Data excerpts
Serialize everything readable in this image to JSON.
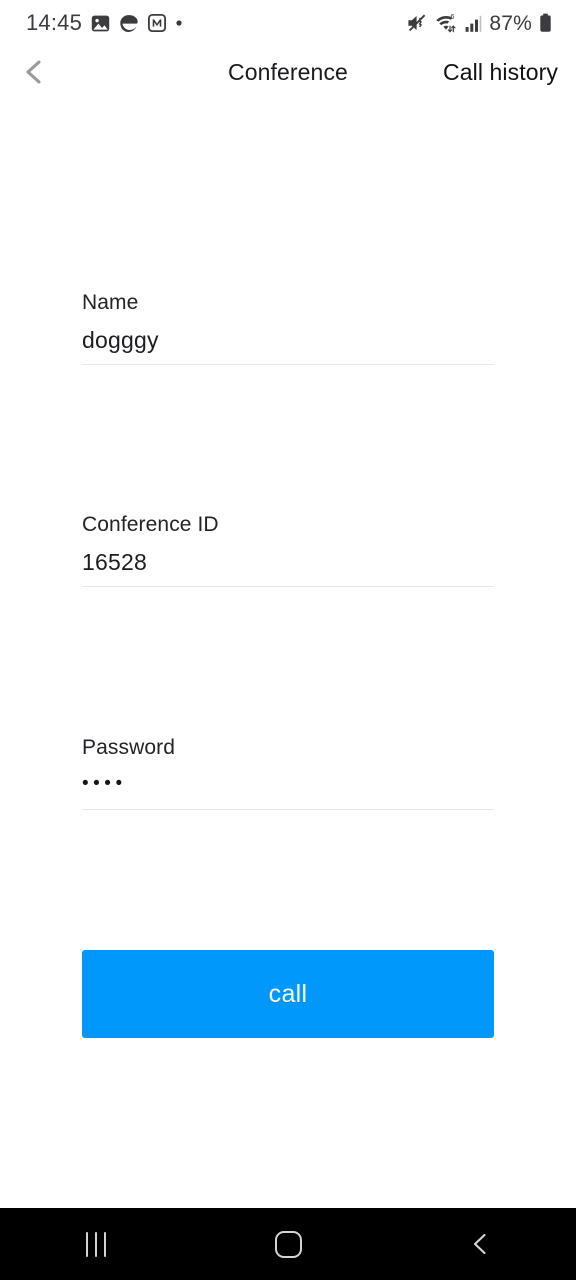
{
  "status_bar": {
    "clock": "14:45",
    "battery_percent": "87%",
    "left_icons": [
      "gallery-icon",
      "disc-notification-icon",
      "messenger-m-icon",
      "dot-indicator-icon"
    ],
    "right_icons": [
      "volume-mute-vibrate-icon",
      "wifi-6-icon",
      "cellular-signal-icon",
      "battery-icon"
    ],
    "text_color": "#3c3c40"
  },
  "header": {
    "back_label": "",
    "title": "Conference",
    "call_history_label": "Call history",
    "back_icon": "chevron-left-icon",
    "back_icon_color": "#9a9a9e",
    "title_color": "#1b1b1f"
  },
  "form": {
    "fields": [
      {
        "label": "Name",
        "value": "dogggy",
        "masked": false,
        "type": "text"
      },
      {
        "label": "Conference ID",
        "value": "16528",
        "masked": false,
        "type": "number"
      },
      {
        "label": "Password",
        "value": "••••",
        "masked": true,
        "type": "password"
      }
    ],
    "underline_color": "#e7e8ea"
  },
  "primary_action": {
    "label": "call",
    "background": "#0099fb",
    "text_color": "#ffffff"
  },
  "nav_bar": {
    "background": "#000000",
    "icon_color": "#d3d3d3",
    "buttons": [
      {
        "name": "recents",
        "icon": "recents-bars-icon"
      },
      {
        "name": "home",
        "icon": "home-square-icon"
      },
      {
        "name": "back",
        "icon": "chevron-left-icon"
      }
    ]
  }
}
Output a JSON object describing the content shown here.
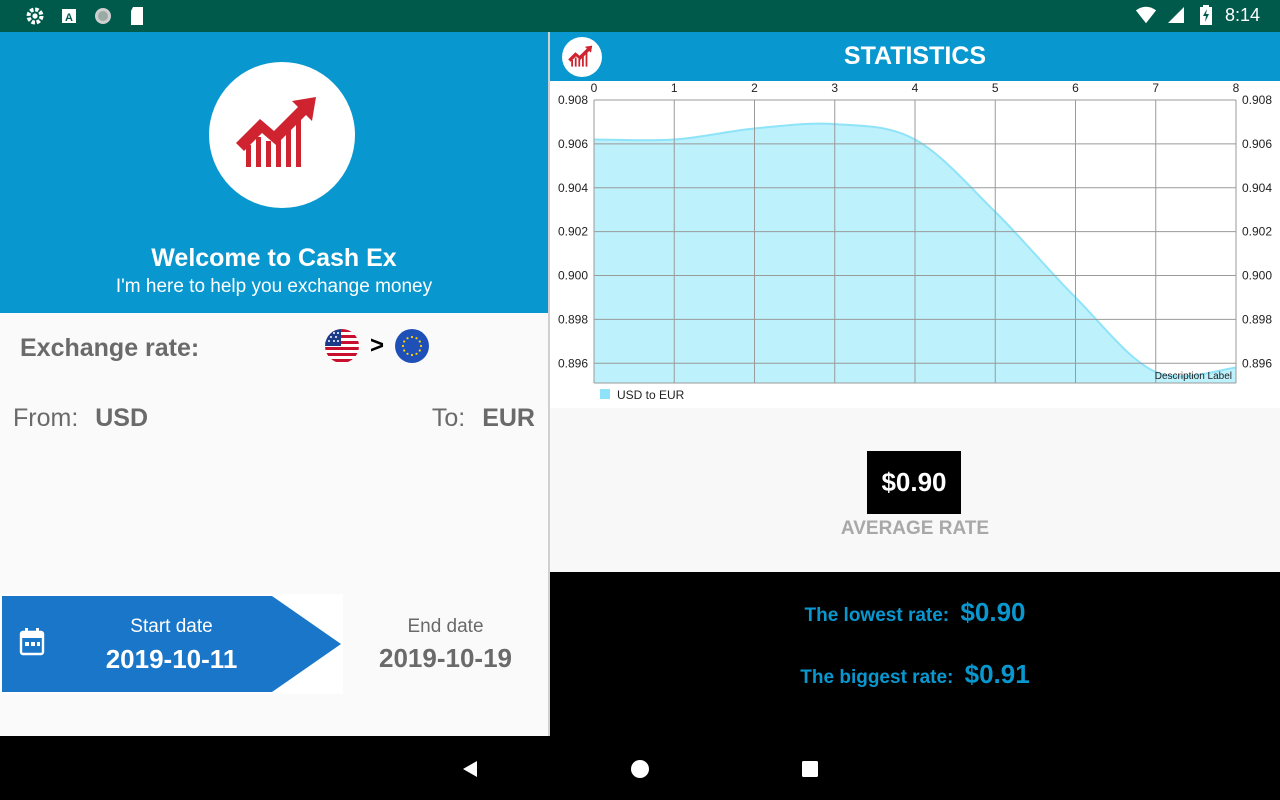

#### Requirements
Above are records to transcribe exactly; leave their pictures out.

#### Written response
Serialize everything readable in this image to JSON.
{
  "status_bar": {
    "clock": "14:45",
    "battery_percent": "87%",
    "left_icons": [
      "gallery-icon",
      "disc-notification-icon",
      "messenger-m-icon",
      "dot-indicator-icon"
    ],
    "right_icons": [
      "volume-mute-vibrate-icon",
      "wifi-6-icon",
      "cellular-signal-icon",
      "battery-icon"
    ],
    "text_color": "#3c3c40"
  },
  "header": {
    "back_label": "",
    "title": "Conference",
    "call_history_label": "Call history",
    "back_icon": "chevron-left-icon",
    "back_icon_color": "#9a9a9e",
    "title_color": "#1b1b1f"
  },
  "form": {
    "fields": [
      {
        "label": "Name",
        "value": "dogggy",
        "masked": false,
        "type": "text"
      },
      {
        "label": "Conference ID",
        "value": "16528",
        "masked": false,
        "type": "number"
      },
      {
        "label": "Password",
        "value": "••••",
        "masked": true,
        "type": "password"
      }
    ],
    "underline_color": "#e7e8ea"
  },
  "primary_action": {
    "label": "call",
    "background": "#0099fb",
    "text_color": "#ffffff"
  },
  "nav_bar": {
    "background": "#000000",
    "icon_color": "#d3d3d3",
    "buttons": [
      {
        "name": "recents",
        "icon": "recents-bars-icon"
      },
      {
        "name": "home",
        "icon": "home-square-icon"
      },
      {
        "name": "back",
        "icon": "chevron-left-icon"
      }
    ]
  }
}
Output a JSON object describing the content shown here.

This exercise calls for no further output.